(Items listed in a dataset)
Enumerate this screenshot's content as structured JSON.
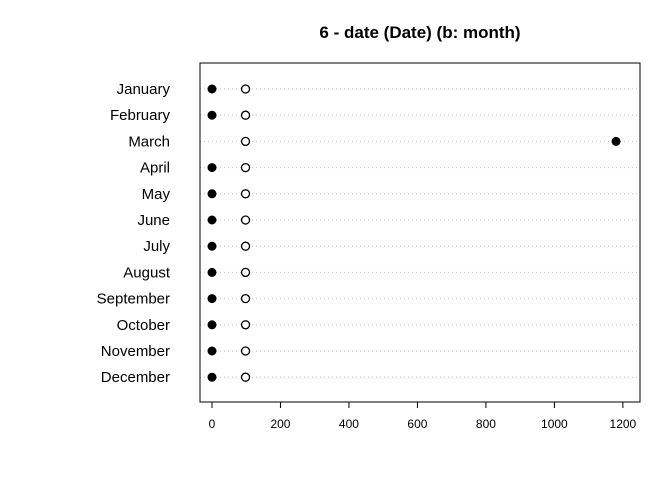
{
  "chart_data": {
    "type": "scatter",
    "title": "6 - date (Date) (b: month)",
    "xlabel": "",
    "ylabel": "",
    "xlim": [
      -35,
      1250
    ],
    "x_ticks": [
      0,
      200,
      400,
      600,
      800,
      1000,
      1200
    ],
    "grid": "horizontal dotted",
    "categories": [
      "January",
      "February",
      "March",
      "April",
      "May",
      "June",
      "July",
      "August",
      "September",
      "October",
      "November",
      "December"
    ],
    "series": [
      {
        "marker": "filled-circle",
        "color": "#000000",
        "values": [
          0,
          0,
          1180,
          0,
          0,
          0,
          0,
          0,
          0,
          0,
          0,
          0
        ]
      },
      {
        "marker": "open-circle",
        "color": "#000000",
        "values": [
          98,
          98,
          98,
          98,
          98,
          98,
          98,
          98,
          98,
          98,
          98,
          98
        ]
      }
    ]
  }
}
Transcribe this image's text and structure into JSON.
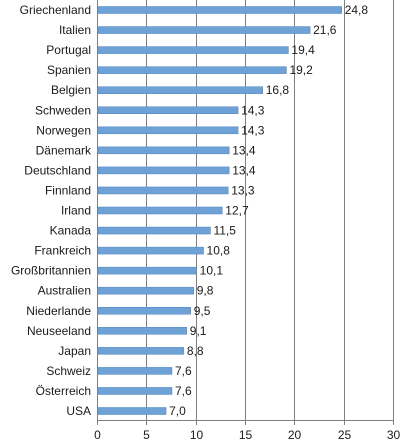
{
  "chart_data": {
    "type": "bar",
    "orientation": "horizontal",
    "categories": [
      "Griechenland",
      "Italien",
      "Portugal",
      "Spanien",
      "Belgien",
      "Schweden",
      "Norwegen",
      "Dänemark",
      "Deutschland",
      "Finnland",
      "Irland",
      "Kanada",
      "Frankreich",
      "Großbritannien",
      "Australien",
      "Niederlande",
      "Neuseeland",
      "Japan",
      "Schweiz",
      "Österreich",
      "USA"
    ],
    "values": [
      24.8,
      21.6,
      19.4,
      19.2,
      16.8,
      14.3,
      14.3,
      13.4,
      13.4,
      13.3,
      12.7,
      11.5,
      10.8,
      10.1,
      9.8,
      9.5,
      9.1,
      8.8,
      7.6,
      7.6,
      7.0
    ],
    "value_labels": [
      "24,8",
      "21,6",
      "19,4",
      "19,2",
      "16,8",
      "14,3",
      "14,3",
      "13,4",
      "13,4",
      "13,3",
      "12,7",
      "11,5",
      "10,8",
      "10,1",
      "9,8",
      "9,5",
      "9,1",
      "8,8",
      "7,6",
      "7,6",
      "7,0"
    ],
    "xticks": [
      0,
      5,
      10,
      15,
      20,
      25,
      30
    ],
    "xlim": [
      0,
      30
    ],
    "grid": "vertical",
    "legend": "none",
    "colors": {
      "bar": "#6ea1d6",
      "bar_edge": "#4f86c2",
      "grid": "#7f7f7f",
      "axis": "#7f7f7f",
      "text": "#1a1a1a"
    }
  }
}
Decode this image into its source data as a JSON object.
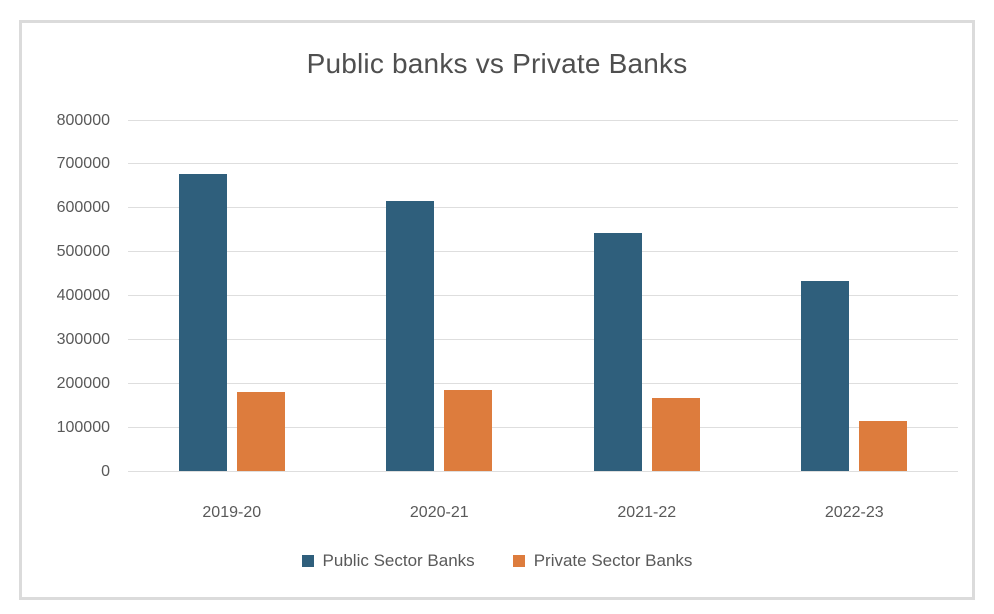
{
  "chart_data": {
    "type": "bar",
    "title": "Public banks vs Private Banks",
    "categories": [
      "2019-20",
      "2020-21",
      "2021-22",
      "2022-23"
    ],
    "series": [
      {
        "name": "Public Sector Banks",
        "color": "#2F5F7C",
        "values": [
          678000,
          615000,
          542000,
          434000
        ]
      },
      {
        "name": "Private Sector Banks",
        "color": "#DD7C3D",
        "values": [
          179000,
          184000,
          166000,
          114000
        ]
      }
    ],
    "ylim": [
      0,
      800000
    ],
    "yticks": [
      0,
      100000,
      200000,
      300000,
      400000,
      500000,
      600000,
      700000,
      800000
    ],
    "ytick_labels": [
      "0",
      "100000",
      "200000",
      "300000",
      "400000",
      "500000",
      "600000",
      "700000",
      "800000"
    ],
    "grid": true,
    "legend_position": "bottom"
  },
  "colors": {
    "grid": "#DEDEDE",
    "axis_text": "#595959",
    "title_text": "#4F4F4F",
    "frame_border": "#DBDBDB",
    "background": "#FFFFFF"
  }
}
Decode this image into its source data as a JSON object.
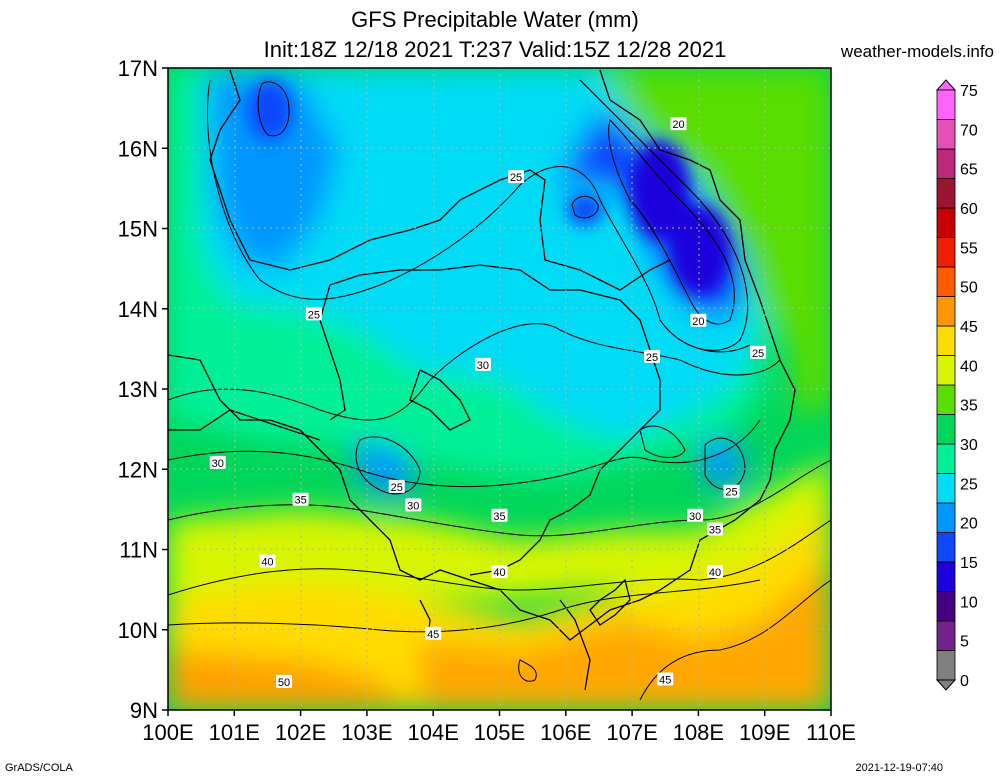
{
  "title": {
    "line1": "GFS Precipitable Water (mm)",
    "line2": "Init:18Z 12/18 2021 T:237 Valid:15Z 12/28 2021"
  },
  "site": "weather-models.info",
  "footer": {
    "left": "GrADS/COLA",
    "right": "2021-12-19-07:40"
  },
  "map": {
    "lat_labels": [
      "17N",
      "16N",
      "15N",
      "14N",
      "13N",
      "12N",
      "11N",
      "10N",
      "9N"
    ],
    "lon_labels": [
      "100E",
      "101E",
      "102E",
      "103E",
      "104E",
      "105E",
      "106E",
      "107E",
      "108E",
      "109E",
      "110E"
    ],
    "lat_range": [
      9,
      17
    ],
    "lon_range": [
      100,
      110
    ],
    "contour_labels": [
      {
        "text": "20",
        "lon": 107.7,
        "lat": 16.3
      },
      {
        "text": "25",
        "lon": 105.25,
        "lat": 15.64
      },
      {
        "text": "25",
        "lon": 102.2,
        "lat": 13.93
      },
      {
        "text": "20",
        "lon": 108.0,
        "lat": 13.85
      },
      {
        "text": "25",
        "lon": 107.3,
        "lat": 13.4
      },
      {
        "text": "25",
        "lon": 108.9,
        "lat": 13.45
      },
      {
        "text": "30",
        "lon": 104.75,
        "lat": 13.3
      },
      {
        "text": "30",
        "lon": 100.75,
        "lat": 12.08
      },
      {
        "text": "25",
        "lon": 103.45,
        "lat": 11.78
      },
      {
        "text": "30",
        "lon": 103.7,
        "lat": 11.55
      },
      {
        "text": "25",
        "lon": 108.5,
        "lat": 11.72
      },
      {
        "text": "35",
        "lon": 102.0,
        "lat": 11.62
      },
      {
        "text": "35",
        "lon": 105.0,
        "lat": 11.42
      },
      {
        "text": "30",
        "lon": 107.95,
        "lat": 11.42
      },
      {
        "text": "35",
        "lon": 108.25,
        "lat": 11.25
      },
      {
        "text": "40",
        "lon": 101.5,
        "lat": 10.85
      },
      {
        "text": "40",
        "lon": 105.0,
        "lat": 10.72
      },
      {
        "text": "40",
        "lon": 108.25,
        "lat": 10.72
      },
      {
        "text": "45",
        "lon": 104.0,
        "lat": 9.95
      },
      {
        "text": "45",
        "lon": 107.5,
        "lat": 9.38
      },
      {
        "text": "50",
        "lon": 101.75,
        "lat": 9.35
      }
    ]
  },
  "colorbar": {
    "ticks": [
      "75",
      "70",
      "65",
      "60",
      "55",
      "50",
      "45",
      "40",
      "35",
      "30",
      "25",
      "20",
      "15",
      "10",
      "5",
      "0"
    ],
    "colors": [
      "#808080",
      "#73248c",
      "#460082",
      "#1e00dc",
      "#0f46ff",
      "#0096ff",
      "#00dcf5",
      "#00f099",
      "#00d65a",
      "#5add00",
      "#d7f500",
      "#ffdc00",
      "#ff9600",
      "#ff5a00",
      "#f01e00",
      "#c80000",
      "#9b1432",
      "#be2878",
      "#e650b4",
      "#ff64ff"
    ]
  }
}
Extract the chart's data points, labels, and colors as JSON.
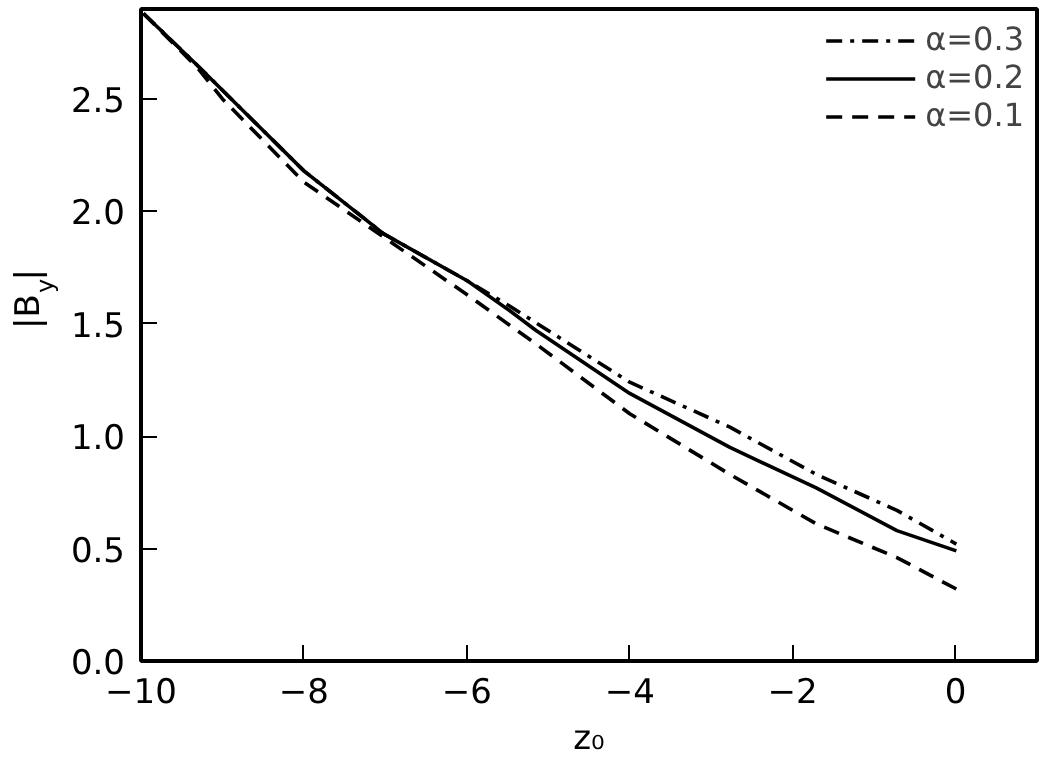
{
  "chart_data": {
    "type": "line",
    "xlabel": "z₀",
    "ylabel": "|B$_{y}$|",
    "xlim": [
      -10,
      1
    ],
    "ylim": [
      0,
      2.9
    ],
    "xticks": [
      {
        "value": -10,
        "label": "−10"
      },
      {
        "value": -8,
        "label": "−8"
      },
      {
        "value": -6,
        "label": "−6"
      },
      {
        "value": -4,
        "label": "−4"
      },
      {
        "value": -2,
        "label": "−2"
      },
      0
    ],
    "yticks": [
      {
        "value": 0,
        "label": "0.0"
      },
      {
        "value": 0.5,
        "label": "0.5"
      },
      {
        "value": 1,
        "label": "1.0"
      },
      {
        "value": 1.5,
        "label": "1.5"
      },
      {
        "value": 2,
        "label": "2.0"
      },
      {
        "value": 2.5,
        "label": "2.5"
      }
    ],
    "grid": false,
    "legend": "top right",
    "series": [
      {
        "name": "α=0.3",
        "color": "#000000",
        "line_style": "dashdot",
        "x": [
          -9.97,
          -9.31,
          -8.0,
          -7.02,
          -5.99,
          -5.48,
          -4.0,
          -2.77,
          -1.71,
          -0.72,
          0.01
        ],
        "values": [
          2.88,
          2.65,
          2.18,
          1.9,
          1.69,
          1.58,
          1.24,
          1.04,
          0.83,
          0.67,
          0.52
        ]
      },
      {
        "name": "α=0.2",
        "color": "#000000",
        "line_style": "solid",
        "x": [
          -9.97,
          -9.31,
          -8.0,
          -7.02,
          -5.99,
          -5.48,
          -5.15,
          -4.0,
          -2.77,
          -1.71,
          -0.72,
          0.01
        ],
        "values": [
          2.88,
          2.65,
          2.18,
          1.9,
          1.69,
          1.56,
          1.47,
          1.19,
          0.95,
          0.77,
          0.58,
          0.49
        ]
      },
      {
        "name": "α=0.1",
        "color": "#000000",
        "line_style": "dashed",
        "x": [
          -9.97,
          -9.31,
          -9.0,
          -8.0,
          -6.0,
          -5.15,
          -4.0,
          -2.77,
          -1.71,
          -0.72,
          0.01
        ],
        "values": [
          2.88,
          2.64,
          2.5,
          2.13,
          1.63,
          1.41,
          1.1,
          0.83,
          0.61,
          0.46,
          0.32
        ]
      }
    ]
  }
}
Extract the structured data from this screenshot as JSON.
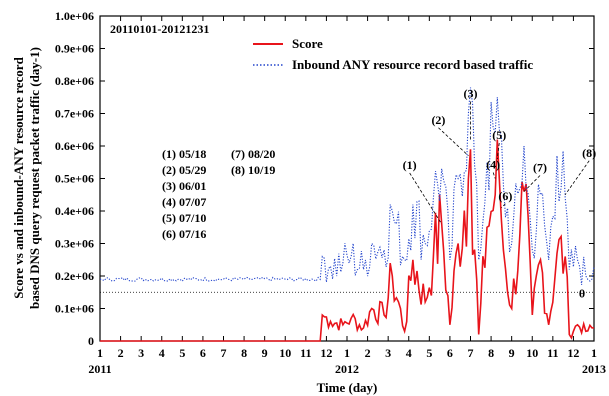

PROBLEM DESCRIPTION ▸
From the records above, how many lines include the word "this"? Only the number is wanted.

OUTPUT OF THE TASK ▸
5